Would you transcribe the whole listing exactly, minus its pictures?

[Saved data entries]
++++

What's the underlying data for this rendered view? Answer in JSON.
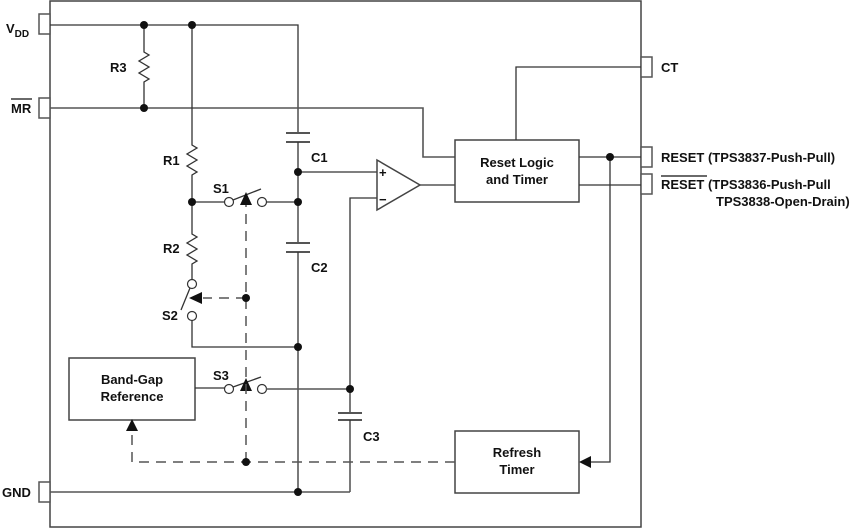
{
  "diagram": {
    "type": "block-diagram",
    "subject": "Supervisory circuit functional block diagram",
    "pins": {
      "vdd": {
        "main": "V",
        "sub": "DD"
      },
      "mr": "MR",
      "gnd": "GND",
      "ct": "CT",
      "reset": "RESET (TPS3837-Push-Pull)",
      "reset_n_name": "RESET",
      "reset_n_line1": " (TPS3836-Push-Pull",
      "reset_n_line2": "TPS3838-Open-Drain)"
    },
    "components": {
      "r1": "R1",
      "r2": "R2",
      "r3": "R3",
      "c1": "C1",
      "c2": "C2",
      "c3": "C3",
      "s1": "S1",
      "s2": "S2",
      "s3": "S3",
      "comparator_plus": "+",
      "comparator_minus": "−"
    },
    "blocks": {
      "reset_logic": {
        "line1": "Reset Logic",
        "line2": "and Timer"
      },
      "bandgap": {
        "line1": "Band-Gap",
        "line2": "Reference"
      },
      "refresh_timer": {
        "line1": "Refresh",
        "line2": "Timer"
      }
    }
  }
}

++++

** ANSWER IN FULL **
What's the underlying data for this rendered view? Answer in JSON.
{
  "diagram": {
    "type": "block-diagram",
    "subject": "Supervisory circuit functional block diagram",
    "pins": {
      "vdd": {
        "main": "V",
        "sub": "DD"
      },
      "mr": "MR",
      "gnd": "GND",
      "ct": "CT",
      "reset": "RESET (TPS3837-Push-Pull)",
      "reset_n_name": "RESET",
      "reset_n_line1": " (TPS3836-Push-Pull",
      "reset_n_line2": "TPS3838-Open-Drain)"
    },
    "components": {
      "r1": "R1",
      "r2": "R2",
      "r3": "R3",
      "c1": "C1",
      "c2": "C2",
      "c3": "C3",
      "s1": "S1",
      "s2": "S2",
      "s3": "S3",
      "comparator_plus": "+",
      "comparator_minus": "−"
    },
    "blocks": {
      "reset_logic": {
        "line1": "Reset Logic",
        "line2": "and Timer"
      },
      "bandgap": {
        "line1": "Band-Gap",
        "line2": "Reference"
      },
      "refresh_timer": {
        "line1": "Refresh",
        "line2": "Timer"
      }
    }
  }
}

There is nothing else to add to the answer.